■ THE INPUT

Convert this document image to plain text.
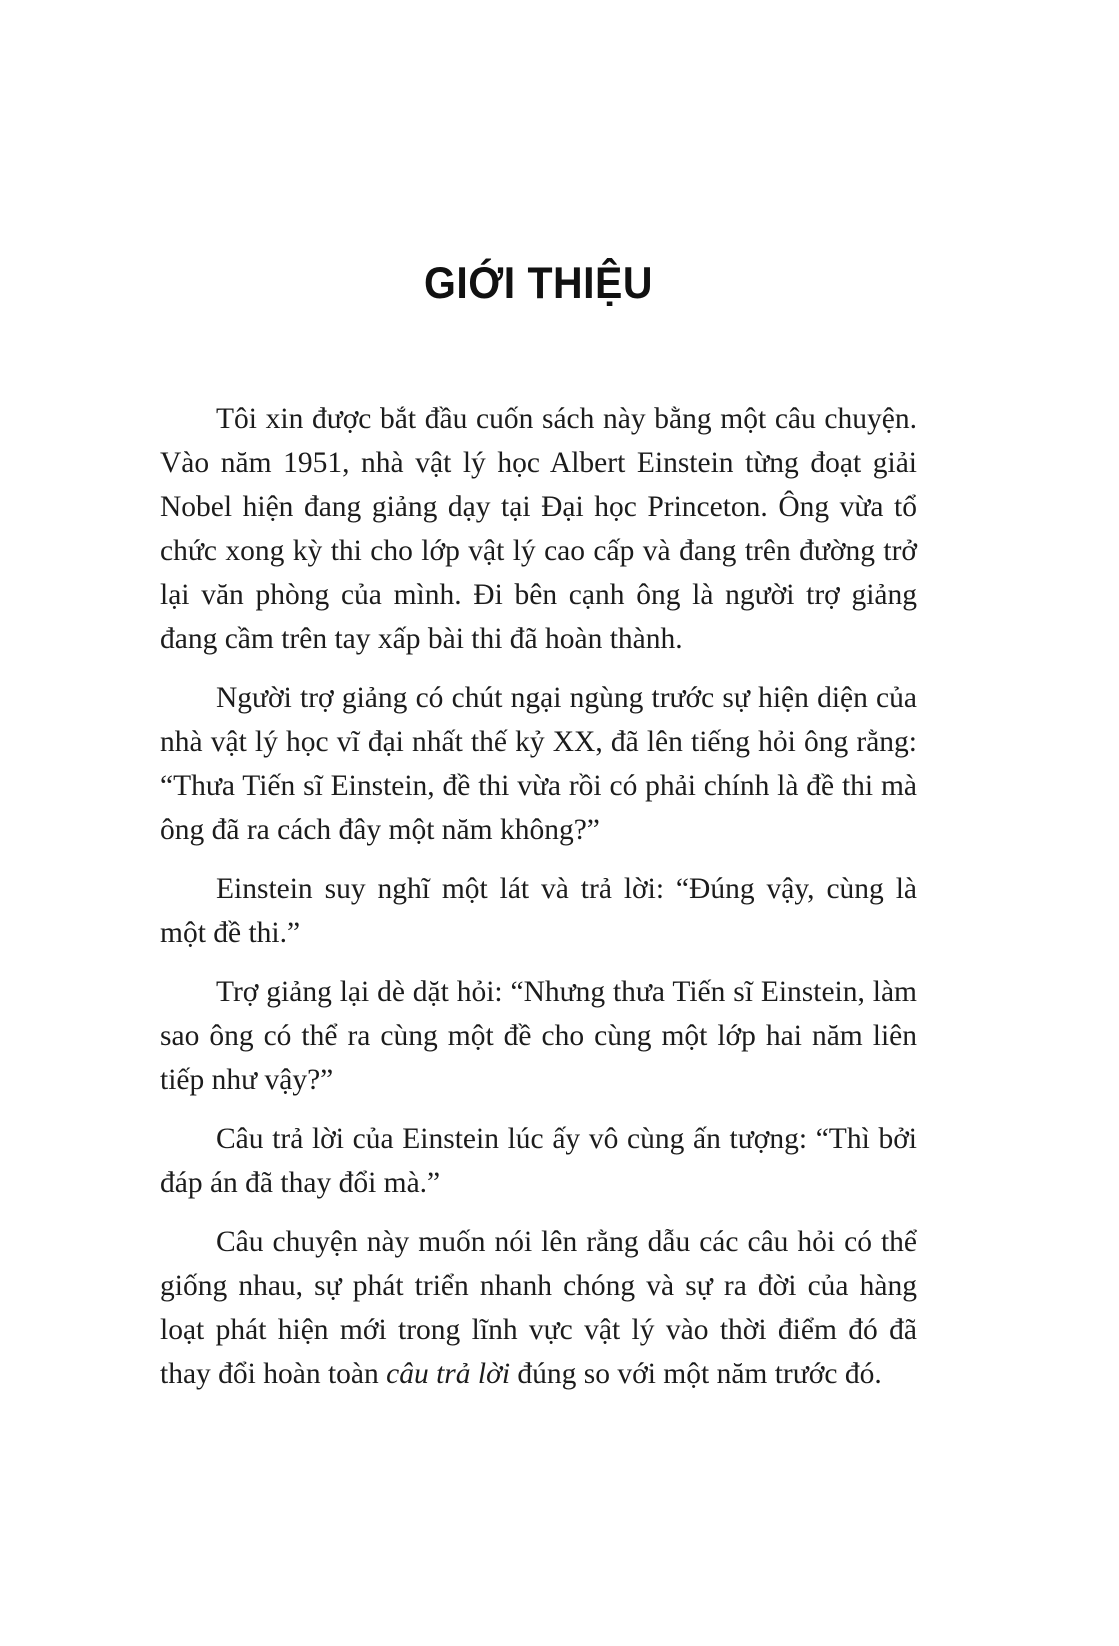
GIỚI THIỆU

Tôi xin được bắt đầu cuốn sách này bằng một câu chuyện. Vào năm 1951, nhà vật lý học Albert Einstein từng đoạt giải Nobel hiện đang giảng dạy tại Đại học Princeton. Ông vừa tổ chức xong kỳ thi cho lớp vật lý cao cấp và đang trên đường trở lại văn phòng của mình. Đi bên cạnh ông là người trợ giảng đang cầm trên tay xấp bài thi đã hoàn thành.

Người trợ giảng có chút ngại ngùng trước sự hiện diện của nhà vật lý học vĩ đại nhất thế kỷ XX, đã lên tiếng hỏi ông rằng: “Thưa Tiến sĩ Einstein, đề thi vừa rồi có phải chính là đề thi mà ông đã ra cách đây một năm không?”

Einstein suy nghĩ một lát và trả lời: “Đúng vậy, cùng là một đề thi.”

Trợ giảng lại dè dặt hỏi: “Nhưng thưa Tiến sĩ Einstein, làm sao ông có thể ra cùng một đề cho cùng một lớp hai năm liên tiếp như vậy?”

Câu trả lời của Einstein lúc ấy vô cùng ấn tượng: “Thì bởi đáp án đã thay đổi mà.”

Câu chuyện này muốn nói lên rằng dẫu các câu hỏi có thể giống nhau, sự phát triển nhanh chóng và sự ra đời của hàng loạt phát hiện mới trong lĩnh vực vật lý vào thời điểm đó đã thay đổi hoàn toàn câu trả lời đúng so với một năm trước đó.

■ EXERCISE DETAILS
Copy out every line with the word "Tiến".

■ RESPONSE BELOW
Người trợ giảng có chút ngại ngùng trước sự hiện diện của nhà vật lý học vĩ đại nhất thế kỷ XX, đã lên tiếng hỏi ông rằng: “Thưa Tiến sĩ Einstein, đề thi vừa rồi có phải chính là đề thi mà ông đã ra cách đây một năm không?”
Trợ giảng lại dè dặt hỏi: “Nhưng thưa Tiến sĩ Einstein, làm sao ông có thể ra cùng một đề cho cùng một lớp hai năm liên tiếp như vậy?”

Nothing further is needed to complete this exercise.